> STATED PROBLEM
Transcribe the records below exactly, leaving out any pictures.
# Start of INFORMATION SHOWN
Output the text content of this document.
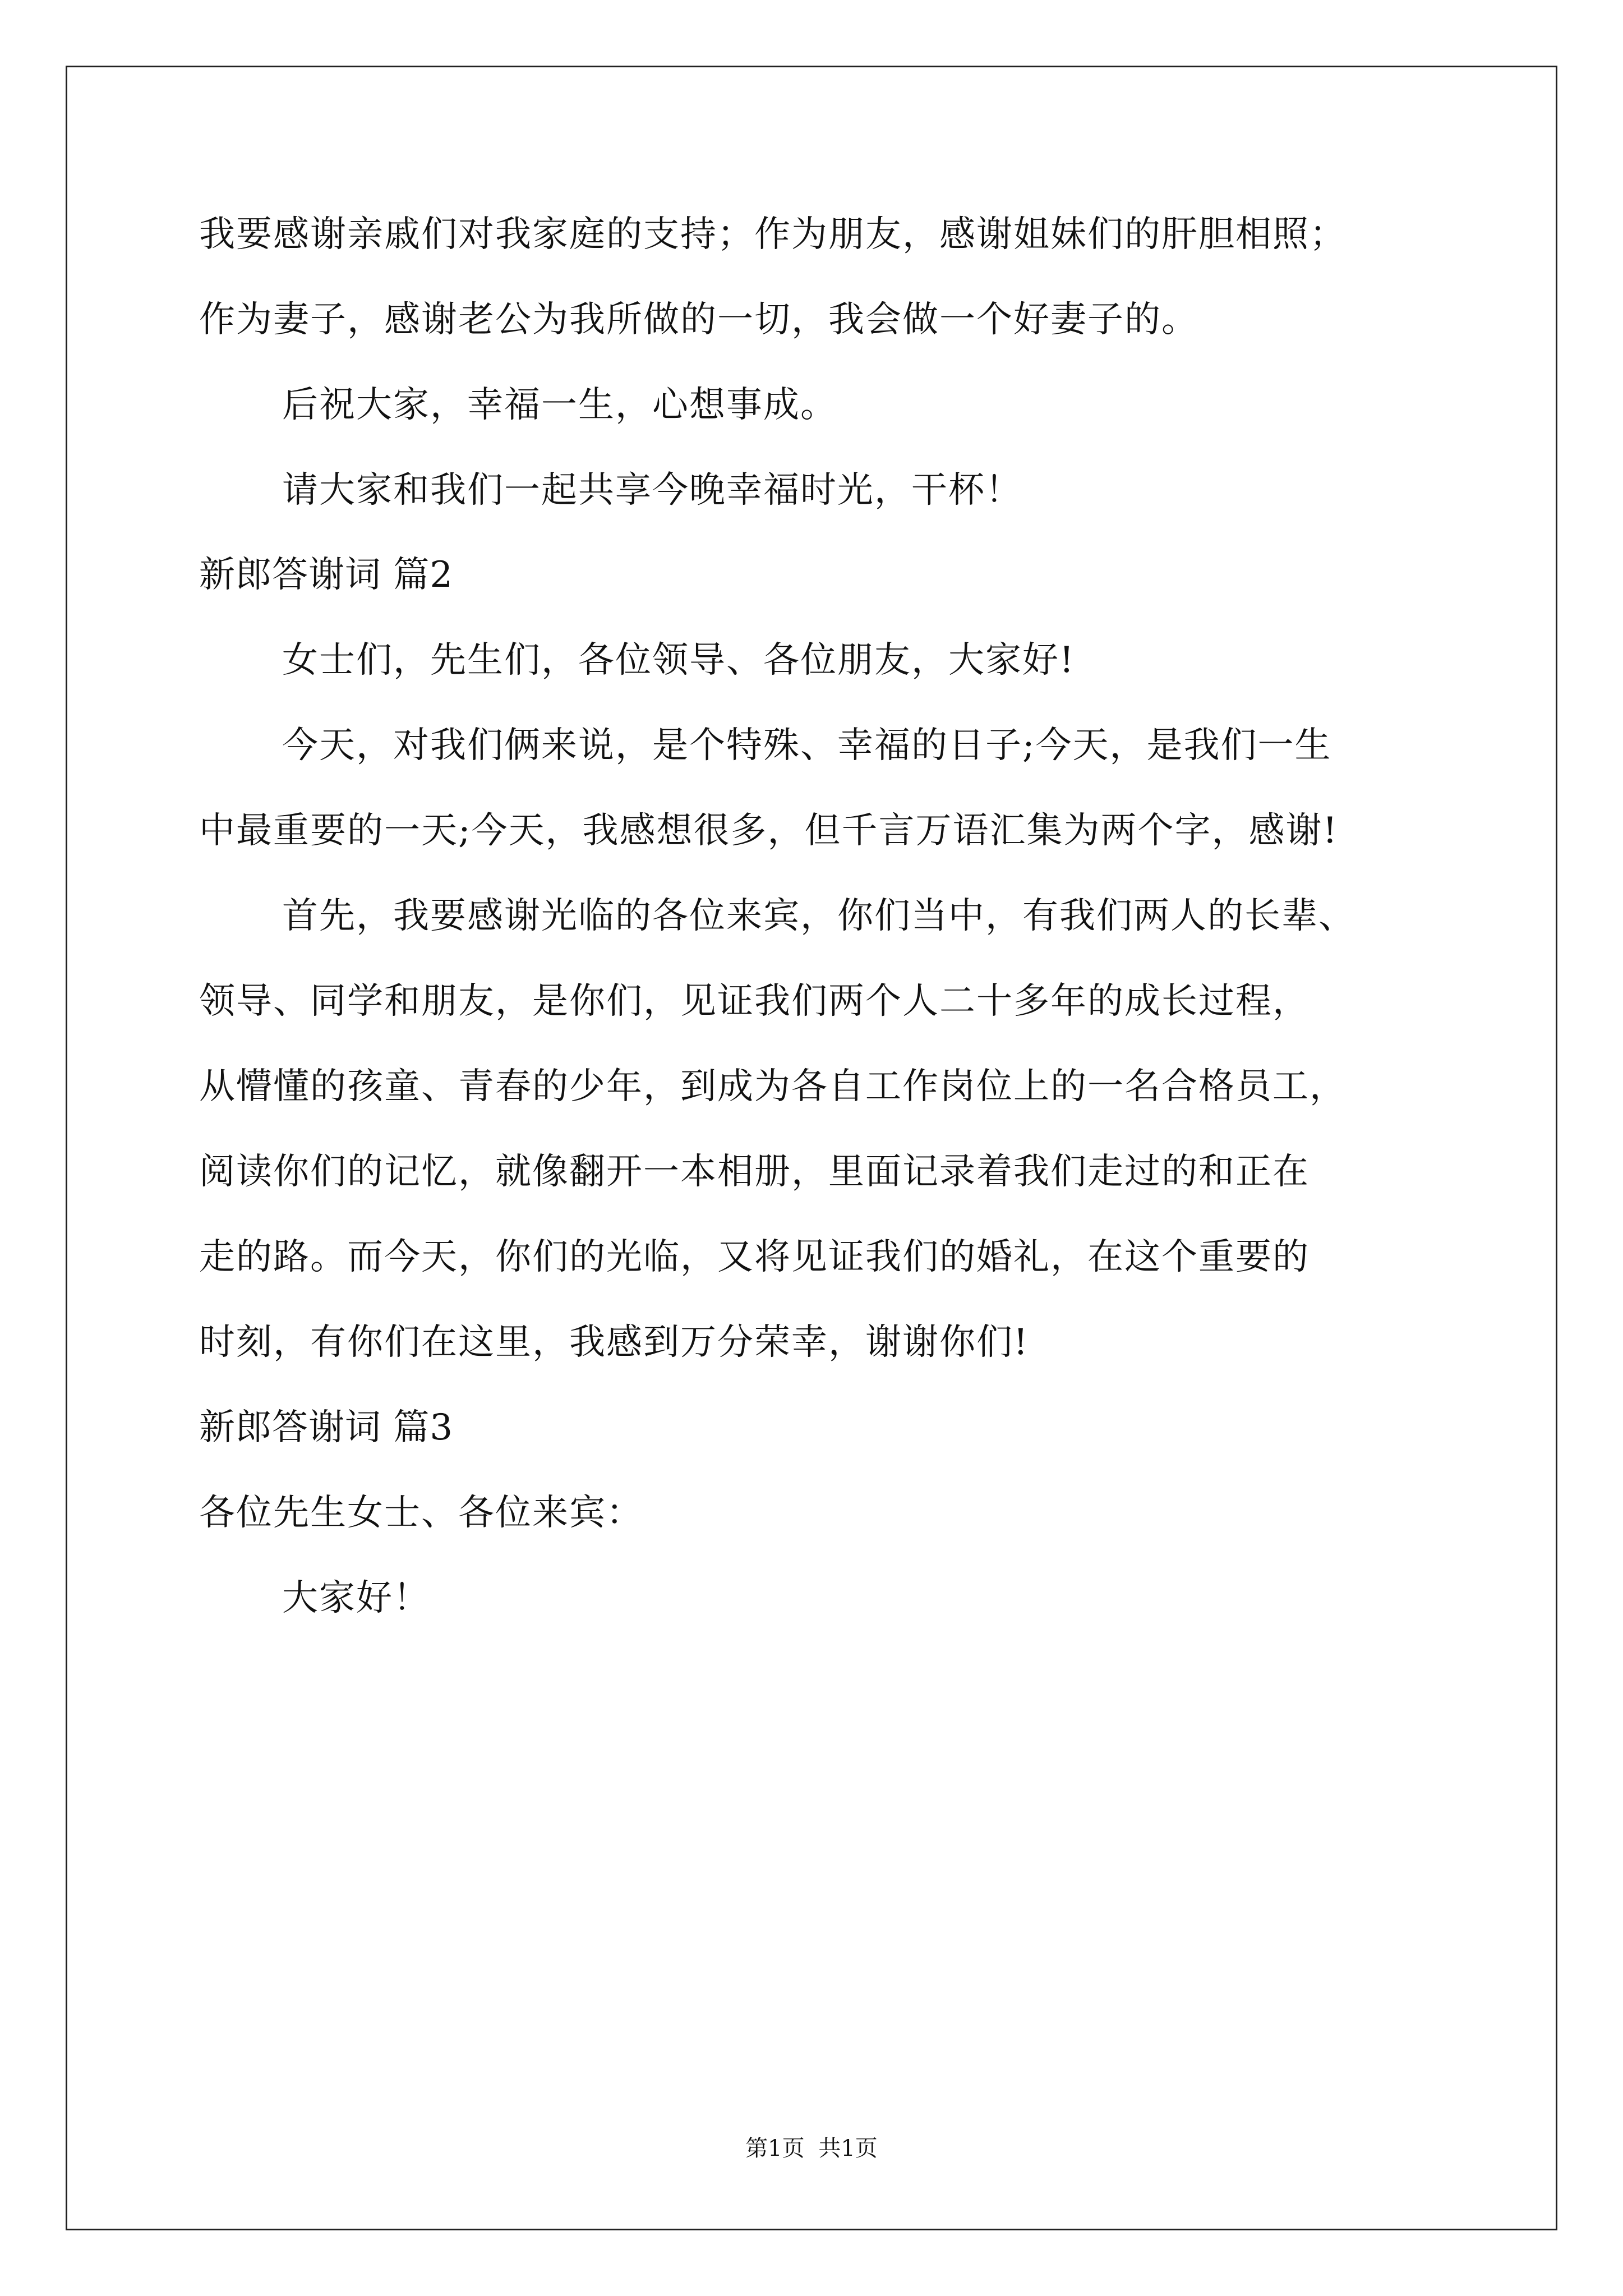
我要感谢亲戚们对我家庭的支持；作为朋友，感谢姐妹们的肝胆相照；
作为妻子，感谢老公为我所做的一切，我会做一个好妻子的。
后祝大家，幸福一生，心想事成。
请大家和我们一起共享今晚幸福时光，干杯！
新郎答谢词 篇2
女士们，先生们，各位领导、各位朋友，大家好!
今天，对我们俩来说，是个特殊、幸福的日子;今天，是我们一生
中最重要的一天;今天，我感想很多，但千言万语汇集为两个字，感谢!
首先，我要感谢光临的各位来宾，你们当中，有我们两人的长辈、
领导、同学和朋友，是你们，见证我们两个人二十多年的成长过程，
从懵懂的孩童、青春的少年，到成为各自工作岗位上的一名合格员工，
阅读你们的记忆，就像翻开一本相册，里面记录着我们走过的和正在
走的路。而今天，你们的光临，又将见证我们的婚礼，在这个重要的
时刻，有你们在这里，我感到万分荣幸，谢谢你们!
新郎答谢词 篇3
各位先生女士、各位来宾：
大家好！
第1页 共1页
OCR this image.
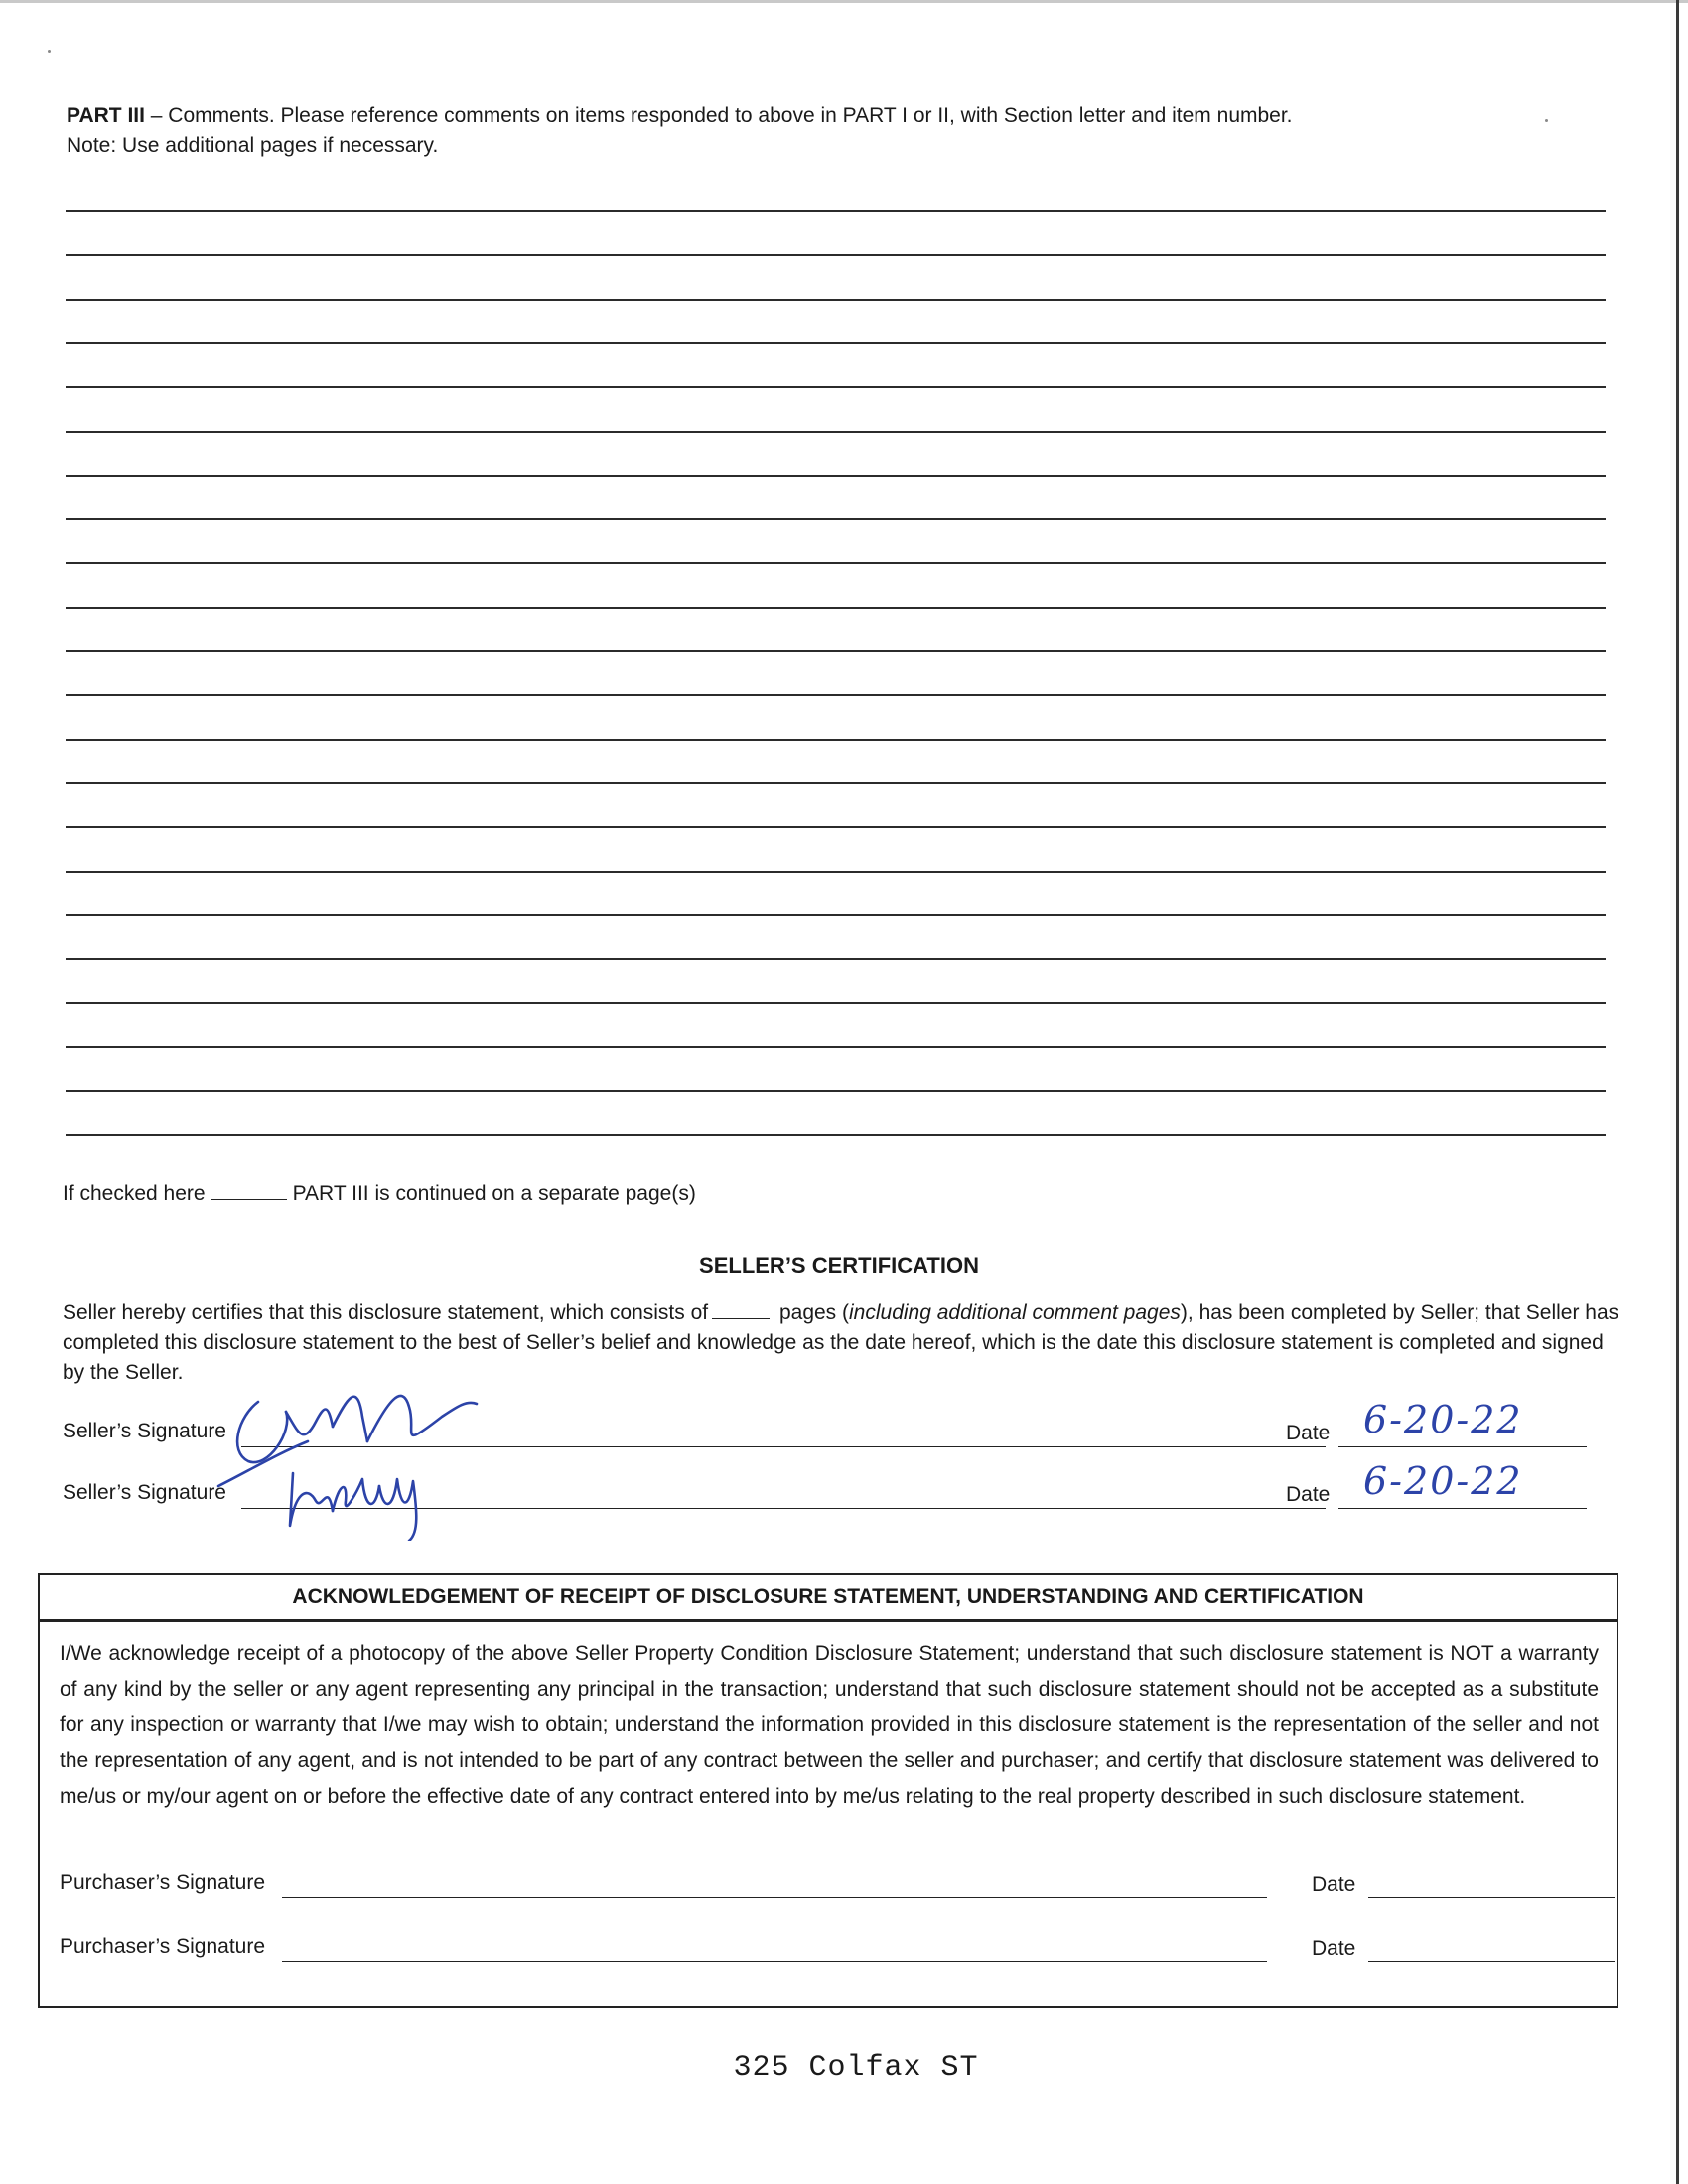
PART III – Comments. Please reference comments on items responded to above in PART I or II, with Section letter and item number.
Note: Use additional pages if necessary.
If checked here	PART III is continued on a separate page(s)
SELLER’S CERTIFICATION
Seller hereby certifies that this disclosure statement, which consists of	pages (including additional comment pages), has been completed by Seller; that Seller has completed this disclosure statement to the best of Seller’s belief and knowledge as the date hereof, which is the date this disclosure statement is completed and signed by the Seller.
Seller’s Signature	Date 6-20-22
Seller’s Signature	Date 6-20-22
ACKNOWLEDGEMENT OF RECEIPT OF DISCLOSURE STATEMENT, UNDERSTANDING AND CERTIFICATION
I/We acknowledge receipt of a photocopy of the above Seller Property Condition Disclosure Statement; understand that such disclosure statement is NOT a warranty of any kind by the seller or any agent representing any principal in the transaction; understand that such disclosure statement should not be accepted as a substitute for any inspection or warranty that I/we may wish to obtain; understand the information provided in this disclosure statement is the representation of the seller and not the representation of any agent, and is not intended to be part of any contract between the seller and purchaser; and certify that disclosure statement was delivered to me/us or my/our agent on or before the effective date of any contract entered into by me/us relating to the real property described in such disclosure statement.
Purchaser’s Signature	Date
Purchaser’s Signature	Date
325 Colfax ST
# End of INFORMATION SHOWN
> CORRECT RESULT
Output the text content of this document.
我要感谢亲戚们对我家庭的支持；作为朋友，感谢姐妹们的肝胆相照；
作为妻子，感谢老公为我所做的一切，我会做一个好妻子的。
后祝大家，幸福一生，心想事成。
请大家和我们一起共享今晚幸福时光，干杯！
新郎答谢词 篇2
女士们，先生们，各位领导、各位朋友，大家好!
今天，对我们俩来说，是个特殊、幸福的日子;今天，是我们一生
中最重要的一天;今天，我感想很多，但千言万语汇集为两个字，感谢!
首先，我要感谢光临的各位来宾，你们当中，有我们两人的长辈、
领导、同学和朋友，是你们，见证我们两个人二十多年的成长过程，
从懵懂的孩童、青春的少年，到成为各自工作岗位上的一名合格员工，
阅读你们的记忆，就像翻开一本相册，里面记录着我们走过的和正在
走的路。而今天，你们的光临，又将见证我们的婚礼，在这个重要的
时刻，有你们在这里，我感到万分荣幸，谢谢你们!
新郎答谢词 篇3
各位先生女士、各位来宾：
大家好！
第1页 共1页
OCR this image.
PART III – Comments. Please reference comments on items responded to above in PART I or II, with Section letter and item number.
Note: Use additional pages if necessary.
If checked here	PART III is continued on a separate page(s)
SELLER’S CERTIFICATION
Seller hereby certifies that this disclosure statement, which consists of	pages (including additional comment pages), has been completed by Seller; that Seller has completed this disclosure statement to the best of Seller’s belief and knowledge as the date hereof, which is the date this disclosure statement is completed and signed by the Seller.
Seller’s Signature	Date 6-20-22
Seller’s Signature	Date 6-20-22
ACKNOWLEDGEMENT OF RECEIPT OF DISCLOSURE STATEMENT, UNDERSTANDING AND CERTIFICATION
I/We acknowledge receipt of a photocopy of the above Seller Property Condition Disclosure Statement; understand that such disclosure statement is NOT a warranty of any kind by the seller or any agent representing any principal in the transaction; understand that such disclosure statement should not be accepted as a substitute for any inspection or warranty that I/we may wish to obtain; understand the information provided in this disclosure statement is the representation of the seller and not the representation of any agent, and is not intended to be part of any contract between the seller and purchaser; and certify that disclosure statement was delivered to me/us or my/our agent on or before the effective date of any contract entered into by me/us relating to the real property described in such disclosure statement.
Purchaser’s Signature	Date
Purchaser’s Signature	Date
325 Colfax ST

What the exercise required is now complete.